* [Task goal] Pick every line with "this" from the material below.
====
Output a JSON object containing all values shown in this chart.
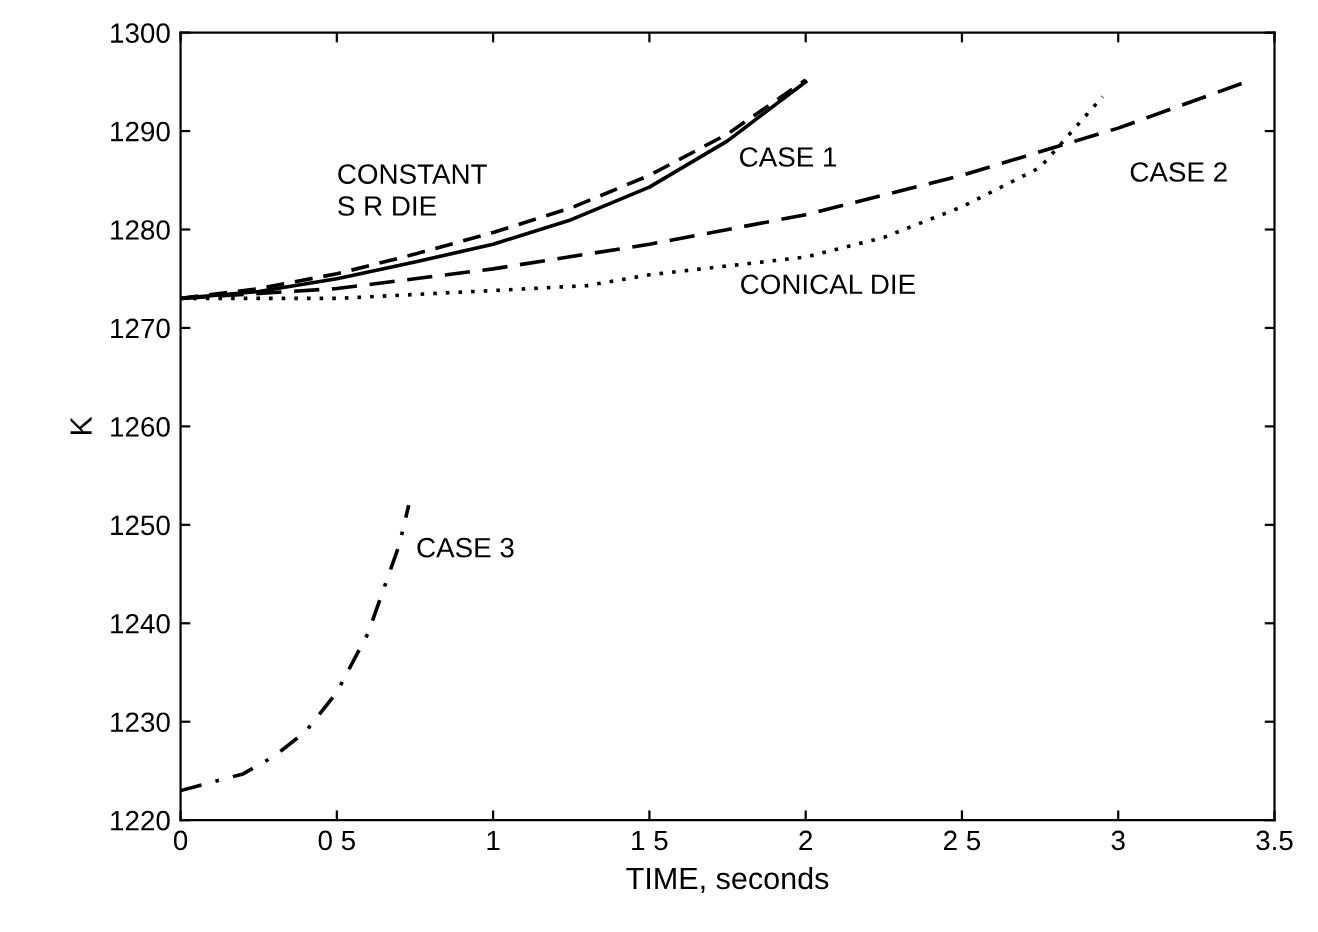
{
  "chart_data": {
    "type": "line",
    "xlabel": "TIME, seconds",
    "ylabel": "K",
    "xlim": [
      0,
      3.5
    ],
    "ylim": [
      1220,
      1300
    ],
    "xticks": [
      0,
      {
        "value": 0.5,
        "label": "0 5"
      },
      1,
      {
        "value": 1.5,
        "label": "1 5"
      },
      2,
      {
        "value": 2.5,
        "label": "2 5"
      },
      3,
      3.5
    ],
    "yticks": [
      1220,
      1230,
      1240,
      1250,
      1260,
      1270,
      1280,
      1290,
      1300
    ],
    "grid": false,
    "legend": false,
    "marker": "none",
    "series": [
      {
        "name": "CASE 1",
        "color": "#000000",
        "line_style": "solid",
        "x": [
          0,
          0.25,
          0.5,
          0.75,
          1.0,
          1.25,
          1.5,
          1.75,
          2.0
        ],
        "values": [
          1273,
          1273.7,
          1275,
          1276.7,
          1278.5,
          1281,
          1284.3,
          1289,
          1295
        ]
      },
      {
        "name": "CONSTANT\nS R DIE",
        "color": "#000000",
        "line_style": "dashed",
        "x": [
          0,
          0.25,
          0.5,
          0.75,
          1.0,
          1.25,
          1.5,
          1.75,
          2.0
        ],
        "values": [
          1273,
          1274,
          1275.5,
          1277.5,
          1279.7,
          1282.2,
          1285.5,
          1289.7,
          1295.2
        ]
      },
      {
        "name": "CASE 2",
        "color": "#000000",
        "line_style": "longdash",
        "x": [
          0,
          0.5,
          1.0,
          1.5,
          2.0,
          2.5,
          3.0,
          3.41
        ],
        "values": [
          1273,
          1274,
          1276,
          1278.5,
          1281.5,
          1285.5,
          1290.3,
          1295
        ]
      },
      {
        "name": "CONICAL DIE",
        "color": "#000000",
        "line_style": "dotted",
        "x": [
          0,
          0.5,
          1.0,
          1.3,
          1.5,
          2.0,
          2.25,
          2.5,
          2.75,
          2.95
        ],
        "values": [
          1273,
          1273,
          1273.8,
          1274.3,
          1275.4,
          1277.2,
          1279.2,
          1282.3,
          1286.3,
          1293.5
        ]
      },
      {
        "name": "CASE 3",
        "color": "#000000",
        "line_style": "dashdot",
        "x": [
          0,
          0.2,
          0.3,
          0.4,
          0.5,
          0.6,
          0.7,
          0.73
        ],
        "values": [
          1223,
          1224.7,
          1226.5,
          1229,
          1233,
          1239,
          1248,
          1252
        ]
      }
    ]
  }
}
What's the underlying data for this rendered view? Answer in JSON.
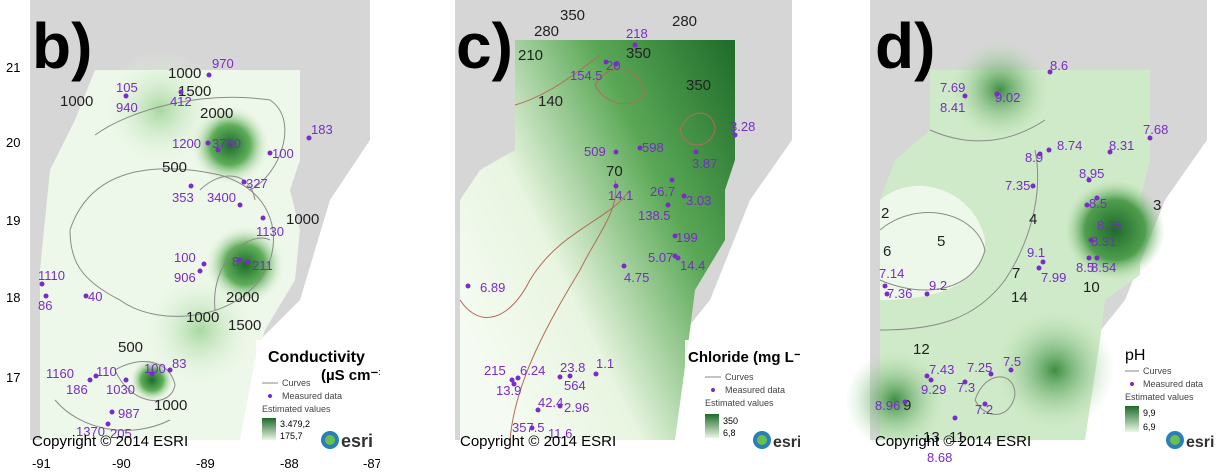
====
* [Task answer]
Output a JSON object containing all values shown in this chart.
What's the underlying data for this rendered view? Answer in JSON.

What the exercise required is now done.